# Data
>> start

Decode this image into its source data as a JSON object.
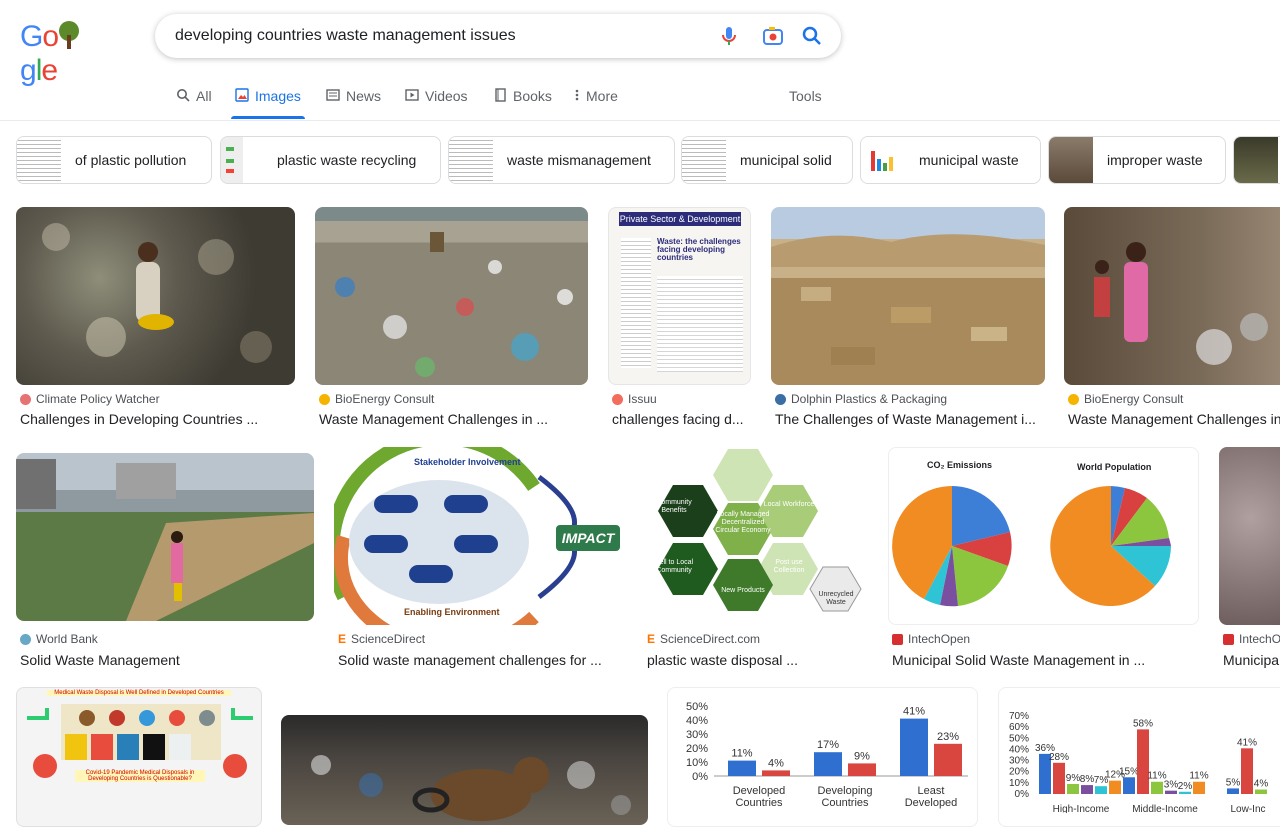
{
  "search": {
    "query": "developing countries waste management issues"
  },
  "tabs": [
    {
      "label": "All",
      "icon": "search-icon"
    },
    {
      "label": "Images",
      "icon": "image-icon"
    },
    {
      "label": "News",
      "icon": "news-icon"
    },
    {
      "label": "Videos",
      "icon": "video-icon"
    },
    {
      "label": "Books",
      "icon": "book-icon"
    },
    {
      "label": "More",
      "icon": "more-vert-icon"
    }
  ],
  "tools_label": "Tools",
  "chips": [
    "of plastic pollution",
    "plastic waste recycling",
    "waste mismanagement",
    "municipal solid",
    "municipal waste",
    "improper waste"
  ],
  "results": [
    {
      "source": "Climate Policy Watcher",
      "title": "Challenges in Developing Countries ..."
    },
    {
      "source": "BioEnergy Consult",
      "title": "Waste Management Challenges in ..."
    },
    {
      "source": "Issuu",
      "title": "challenges facing d..."
    },
    {
      "source": "Dolphin Plastics & Packaging",
      "title": "The Challenges of Waste Management i..."
    },
    {
      "source": "BioEnergy Consult",
      "title": "Waste Management Challenges in"
    },
    {
      "source": "World Bank",
      "title": "Solid Waste Management"
    },
    {
      "source": "ScienceDirect",
      "title": "Solid waste management challenges for ..."
    },
    {
      "source": "ScienceDirect.com",
      "title": "plastic waste disposal ..."
    },
    {
      "source": "IntechOpen",
      "title": "Municipal Solid Waste Management in ..."
    },
    {
      "source": "IntechO",
      "title": "Municipa"
    }
  ],
  "thumbs": {
    "issuu_header": "Private Sector & Development",
    "issuu_title": "Waste: the challenges facing developing countries",
    "impact": "IMPACT",
    "stakeholder": "Stakeholder Involvement",
    "enabling": "Enabling Environment",
    "hex": [
      "Community Benefits",
      "Locally Managed Decentralized Circular Economy",
      "Sell to Local Community",
      "New Products",
      "Unrecycled Waste",
      "Post use Collection",
      "Local Workforce"
    ],
    "co2": "CO₂ Emissions",
    "pop": "World Population",
    "medical": "Medical Waste Disposal is Well Defined in Developed Countries",
    "covid": "Covid-19 Pandemic Medical Disposals in Developing Countries is Questionable?",
    "chart1_yticks": [
      "50%",
      "40%",
      "30%",
      "20%",
      "10%",
      "0%"
    ],
    "chart1_cats": [
      "Developed Countries",
      "Developing Countries",
      "Least Developed"
    ],
    "chart1_vals": [
      [
        11,
        4
      ],
      [
        17,
        9
      ],
      [
        41,
        23
      ]
    ],
    "chart2_yticks": [
      "70%",
      "60%",
      "50%",
      "40%",
      "30%",
      "20%",
      "10%",
      "0%"
    ],
    "chart2_labels": [
      "36%",
      "28%",
      "9%",
      "8%",
      "7%",
      "12%",
      "15%",
      "58%",
      "11%",
      "3%",
      "2%",
      "11%",
      "5%",
      "41%",
      "4%"
    ],
    "chart2_cats": [
      "High-Income",
      "Middle-Income",
      "Low-Inc"
    ]
  }
}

>> end

# Your instructions
In the listing, find all lines with the string "Community" and copy them.

# Response to this exercise
      "Community Benefits",
      "Sell to Local Community",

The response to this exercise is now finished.